Given task: Look through the material and tally each line bearing the word "text". Give only the total.

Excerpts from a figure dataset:
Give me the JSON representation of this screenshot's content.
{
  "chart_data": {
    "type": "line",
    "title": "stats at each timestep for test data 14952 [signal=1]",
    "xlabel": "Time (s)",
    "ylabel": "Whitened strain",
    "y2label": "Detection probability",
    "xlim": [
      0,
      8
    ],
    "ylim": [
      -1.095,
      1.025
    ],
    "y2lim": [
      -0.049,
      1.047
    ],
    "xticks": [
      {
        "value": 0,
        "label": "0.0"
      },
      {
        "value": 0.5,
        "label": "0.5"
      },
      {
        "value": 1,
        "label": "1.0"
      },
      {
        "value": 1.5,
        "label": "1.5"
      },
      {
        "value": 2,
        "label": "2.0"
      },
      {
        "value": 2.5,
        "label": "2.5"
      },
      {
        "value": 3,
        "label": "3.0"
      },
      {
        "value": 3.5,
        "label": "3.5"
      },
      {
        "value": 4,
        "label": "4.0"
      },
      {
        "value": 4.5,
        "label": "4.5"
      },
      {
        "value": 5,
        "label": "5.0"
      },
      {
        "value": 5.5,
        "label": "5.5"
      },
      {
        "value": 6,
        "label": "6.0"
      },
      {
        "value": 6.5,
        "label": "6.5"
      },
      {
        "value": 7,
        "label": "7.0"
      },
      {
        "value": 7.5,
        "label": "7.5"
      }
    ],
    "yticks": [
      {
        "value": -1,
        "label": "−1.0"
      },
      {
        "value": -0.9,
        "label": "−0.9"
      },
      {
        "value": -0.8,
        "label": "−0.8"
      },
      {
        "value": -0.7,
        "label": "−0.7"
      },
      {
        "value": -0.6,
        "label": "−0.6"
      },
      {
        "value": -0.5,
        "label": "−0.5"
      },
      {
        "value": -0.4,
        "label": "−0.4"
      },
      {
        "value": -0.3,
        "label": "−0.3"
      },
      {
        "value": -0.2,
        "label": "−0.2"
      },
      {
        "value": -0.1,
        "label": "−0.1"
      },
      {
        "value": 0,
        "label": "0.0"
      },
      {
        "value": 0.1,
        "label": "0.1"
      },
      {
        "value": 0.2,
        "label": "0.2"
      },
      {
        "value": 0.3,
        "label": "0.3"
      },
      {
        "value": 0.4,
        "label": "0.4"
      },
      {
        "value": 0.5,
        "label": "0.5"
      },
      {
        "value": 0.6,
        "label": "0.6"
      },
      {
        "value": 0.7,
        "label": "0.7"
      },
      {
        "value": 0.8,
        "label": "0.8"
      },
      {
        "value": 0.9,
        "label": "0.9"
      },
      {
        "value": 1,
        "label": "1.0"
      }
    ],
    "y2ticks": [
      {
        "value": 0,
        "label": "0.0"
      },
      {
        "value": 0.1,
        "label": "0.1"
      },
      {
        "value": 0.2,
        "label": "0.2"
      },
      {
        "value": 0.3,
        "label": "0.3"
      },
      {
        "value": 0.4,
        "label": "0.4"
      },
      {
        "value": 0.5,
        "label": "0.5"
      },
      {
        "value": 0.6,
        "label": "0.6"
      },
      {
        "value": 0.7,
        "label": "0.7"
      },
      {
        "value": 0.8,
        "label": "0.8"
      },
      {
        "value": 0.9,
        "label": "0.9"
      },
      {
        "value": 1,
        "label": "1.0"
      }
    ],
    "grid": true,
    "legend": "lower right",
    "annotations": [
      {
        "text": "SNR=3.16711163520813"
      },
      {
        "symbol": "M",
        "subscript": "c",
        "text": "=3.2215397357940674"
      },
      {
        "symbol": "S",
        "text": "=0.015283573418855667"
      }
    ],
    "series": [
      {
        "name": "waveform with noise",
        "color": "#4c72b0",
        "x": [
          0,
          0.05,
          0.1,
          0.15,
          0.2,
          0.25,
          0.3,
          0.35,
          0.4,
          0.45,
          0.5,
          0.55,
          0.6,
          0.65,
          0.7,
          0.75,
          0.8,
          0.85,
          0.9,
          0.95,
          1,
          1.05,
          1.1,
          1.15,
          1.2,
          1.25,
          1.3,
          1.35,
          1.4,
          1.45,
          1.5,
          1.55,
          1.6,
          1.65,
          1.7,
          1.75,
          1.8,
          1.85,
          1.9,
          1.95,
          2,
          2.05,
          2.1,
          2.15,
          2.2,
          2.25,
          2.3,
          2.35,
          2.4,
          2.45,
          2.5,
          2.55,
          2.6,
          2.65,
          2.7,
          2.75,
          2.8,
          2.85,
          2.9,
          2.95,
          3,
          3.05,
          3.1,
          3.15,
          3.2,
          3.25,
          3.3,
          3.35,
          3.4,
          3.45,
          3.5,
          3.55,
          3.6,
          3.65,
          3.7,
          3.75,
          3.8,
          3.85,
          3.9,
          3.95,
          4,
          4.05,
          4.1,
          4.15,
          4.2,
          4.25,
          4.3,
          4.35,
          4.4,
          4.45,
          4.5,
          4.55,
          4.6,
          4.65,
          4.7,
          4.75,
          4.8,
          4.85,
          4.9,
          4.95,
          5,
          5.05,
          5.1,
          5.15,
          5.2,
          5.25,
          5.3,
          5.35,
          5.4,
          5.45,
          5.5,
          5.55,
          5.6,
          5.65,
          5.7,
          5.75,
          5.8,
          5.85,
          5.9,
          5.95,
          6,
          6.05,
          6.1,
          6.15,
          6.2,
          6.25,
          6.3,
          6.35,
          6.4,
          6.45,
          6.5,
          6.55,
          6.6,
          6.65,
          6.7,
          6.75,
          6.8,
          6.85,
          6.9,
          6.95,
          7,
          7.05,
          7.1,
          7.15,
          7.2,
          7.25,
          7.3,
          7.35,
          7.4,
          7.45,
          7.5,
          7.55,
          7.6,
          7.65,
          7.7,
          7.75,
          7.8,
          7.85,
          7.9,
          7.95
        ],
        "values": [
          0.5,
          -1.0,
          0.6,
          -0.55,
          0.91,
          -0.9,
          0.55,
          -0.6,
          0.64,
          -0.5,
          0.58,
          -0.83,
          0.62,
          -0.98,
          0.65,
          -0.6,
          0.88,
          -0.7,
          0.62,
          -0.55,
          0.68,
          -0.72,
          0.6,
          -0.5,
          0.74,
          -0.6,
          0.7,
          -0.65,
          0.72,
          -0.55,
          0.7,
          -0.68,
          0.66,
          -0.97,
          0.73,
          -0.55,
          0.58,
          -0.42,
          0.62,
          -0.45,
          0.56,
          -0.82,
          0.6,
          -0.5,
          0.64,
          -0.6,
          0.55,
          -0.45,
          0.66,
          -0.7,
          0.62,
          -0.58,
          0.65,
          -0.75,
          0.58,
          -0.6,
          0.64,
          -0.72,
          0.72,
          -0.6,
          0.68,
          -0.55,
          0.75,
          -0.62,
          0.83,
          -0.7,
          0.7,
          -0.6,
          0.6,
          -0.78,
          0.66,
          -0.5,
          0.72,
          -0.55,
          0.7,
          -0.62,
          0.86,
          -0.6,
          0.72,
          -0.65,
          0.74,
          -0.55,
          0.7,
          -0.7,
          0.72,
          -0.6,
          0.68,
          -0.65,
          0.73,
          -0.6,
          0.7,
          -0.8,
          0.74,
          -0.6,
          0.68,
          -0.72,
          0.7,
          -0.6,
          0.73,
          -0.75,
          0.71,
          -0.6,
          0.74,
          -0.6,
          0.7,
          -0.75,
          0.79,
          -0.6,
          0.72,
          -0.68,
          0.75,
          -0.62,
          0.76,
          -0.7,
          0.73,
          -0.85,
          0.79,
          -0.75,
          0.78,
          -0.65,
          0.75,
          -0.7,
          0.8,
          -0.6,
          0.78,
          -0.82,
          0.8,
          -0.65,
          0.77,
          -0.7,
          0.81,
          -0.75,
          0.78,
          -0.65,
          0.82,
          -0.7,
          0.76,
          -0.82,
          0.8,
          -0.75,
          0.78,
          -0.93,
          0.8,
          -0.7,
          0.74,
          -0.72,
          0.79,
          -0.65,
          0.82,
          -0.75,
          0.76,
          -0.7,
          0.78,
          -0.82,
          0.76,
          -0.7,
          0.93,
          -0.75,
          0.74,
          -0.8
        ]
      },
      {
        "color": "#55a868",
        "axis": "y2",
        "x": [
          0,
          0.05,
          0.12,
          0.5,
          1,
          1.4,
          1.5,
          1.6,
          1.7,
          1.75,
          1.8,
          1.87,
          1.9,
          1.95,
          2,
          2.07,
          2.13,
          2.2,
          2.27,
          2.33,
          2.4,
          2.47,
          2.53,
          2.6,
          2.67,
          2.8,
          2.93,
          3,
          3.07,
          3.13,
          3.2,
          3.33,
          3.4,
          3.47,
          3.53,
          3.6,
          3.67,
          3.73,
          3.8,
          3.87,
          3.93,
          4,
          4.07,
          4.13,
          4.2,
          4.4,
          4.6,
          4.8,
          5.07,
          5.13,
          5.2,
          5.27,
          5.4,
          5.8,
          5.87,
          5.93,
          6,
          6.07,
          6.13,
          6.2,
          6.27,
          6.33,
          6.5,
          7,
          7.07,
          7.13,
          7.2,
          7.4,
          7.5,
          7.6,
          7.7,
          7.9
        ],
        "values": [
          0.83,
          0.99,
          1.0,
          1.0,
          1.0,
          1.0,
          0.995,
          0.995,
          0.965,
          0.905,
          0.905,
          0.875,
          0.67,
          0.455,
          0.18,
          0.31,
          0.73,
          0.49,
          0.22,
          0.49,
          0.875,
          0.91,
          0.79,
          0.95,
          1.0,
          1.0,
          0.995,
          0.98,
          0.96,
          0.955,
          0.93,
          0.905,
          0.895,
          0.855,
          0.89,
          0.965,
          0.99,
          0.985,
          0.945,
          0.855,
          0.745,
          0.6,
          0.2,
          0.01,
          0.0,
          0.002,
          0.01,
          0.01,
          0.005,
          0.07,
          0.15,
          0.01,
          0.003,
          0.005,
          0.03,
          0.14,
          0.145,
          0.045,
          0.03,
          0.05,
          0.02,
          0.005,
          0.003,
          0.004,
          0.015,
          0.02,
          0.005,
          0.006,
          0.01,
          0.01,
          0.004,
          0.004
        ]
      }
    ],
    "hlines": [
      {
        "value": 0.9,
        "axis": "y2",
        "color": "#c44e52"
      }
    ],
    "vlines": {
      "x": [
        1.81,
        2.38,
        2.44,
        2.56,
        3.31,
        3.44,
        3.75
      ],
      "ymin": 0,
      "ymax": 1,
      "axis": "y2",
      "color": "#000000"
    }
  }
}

Exercise result: 3